▶ _TEXT_
*****
At some point on that debt spiral, the markets are going to look forward and they are going to say there is no plausible way that Congress can correct this. And that could lead to a panic, cause a banking crisis, and ultimately put us deep into a recession that will be very hard to dig out of.


>> Michael Boskin: I'm less convinced that we'll find a tipping point, but it's certainly possible that the further we go along this route of rising debt GDP ratios, the more likely it is there'll be some serious consequence that's discontinuous, whether that's explicit financial crisis that causes problems or just a sharper slowdown in growth remains to be seen.

But I think it's fair to say whether there's an explicit tipping point we can recognize in advance or not, that the further down this road we go, the higher the debt GDP ratio, the fewer degrees of freedom, the less our ability to respond, the more difficult it will be to respond.

So it'd be wise to take out some insurance and start getting the debt GDP ratio under control.
>> Paul Schmelzing: In fact, I think we are very close to a very concerning and worrying tipping point because the US Has a unique position in the international financial system. It is the safe asset provider, the anchor, if you will, of the entire international financial system.
*****
▶ _PROVIDED MATERIAL_

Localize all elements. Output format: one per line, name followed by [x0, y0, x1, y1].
*****
▶ _TASKS FOR THIS EXERCISE_
(a) Answer these questions from the discussion of US debt:
(i) In the opening paragraph, what could a market panic lead to?
(ii) What does Michael Boskin say it would be wise to do?
(iii) How does Paul Schmelzing describe the position of the US in the international financial system?
(b) The opening paragraph of the discussion of US debt names a chain of events that could follow once markets decide Congress cannot correct the debt spiral. List every event in that chain.
(c) Pick up the discussion of US debt after Paul Schmelzing's last sentence and carry it on.

▶ _ANSWERS BELOW_
(a)
(i) A banking crisis, and ultimately a deep recession that will be very hard to dig out of.
(ii) Take out some insurance and start getting the debt GDP ratio under control.
(iii) It is the safe asset provider, the anchor of the entire international financial system.

(b)
- A panic
- A banking crisis
- A recession that will be very hard to dig out of

(c)
Right now. It is one thing if a member of the international financial system runs high debt levels, but never before has the safe asset provider run debt to GDP levels. As far as we can reconstruct, starting with the Republic of Venice, the safe asset provider of the 14th century.

Never before has the Safe Asset Provider run debt and deficit levels. And as the US does today.
>> Michael Boskin: Well, the best thing we can do to reduce the pressure of federal borrowing and debt on the economy is to grow more rapidly. And obviously more federal borrowing and more debt will make that harder to do.

So constraining our borrowing will help in some regards, but growth will depend heavily on future productivity enhancements from technology and other ways, our human capital investments doing a better job in our schools, particularly for the the parts of our population are not getting well educated now and things of that sort.

Less regulation targeted on the things we really need to regulate and giving some flexibility in how people and households and businesses react to it while achieving the regulatory goals. All those would help a lot.
>> Marc Goldwein: We need strong economic growth to get our debt under control, but there is no realistic amount of growth that can solve it on its own.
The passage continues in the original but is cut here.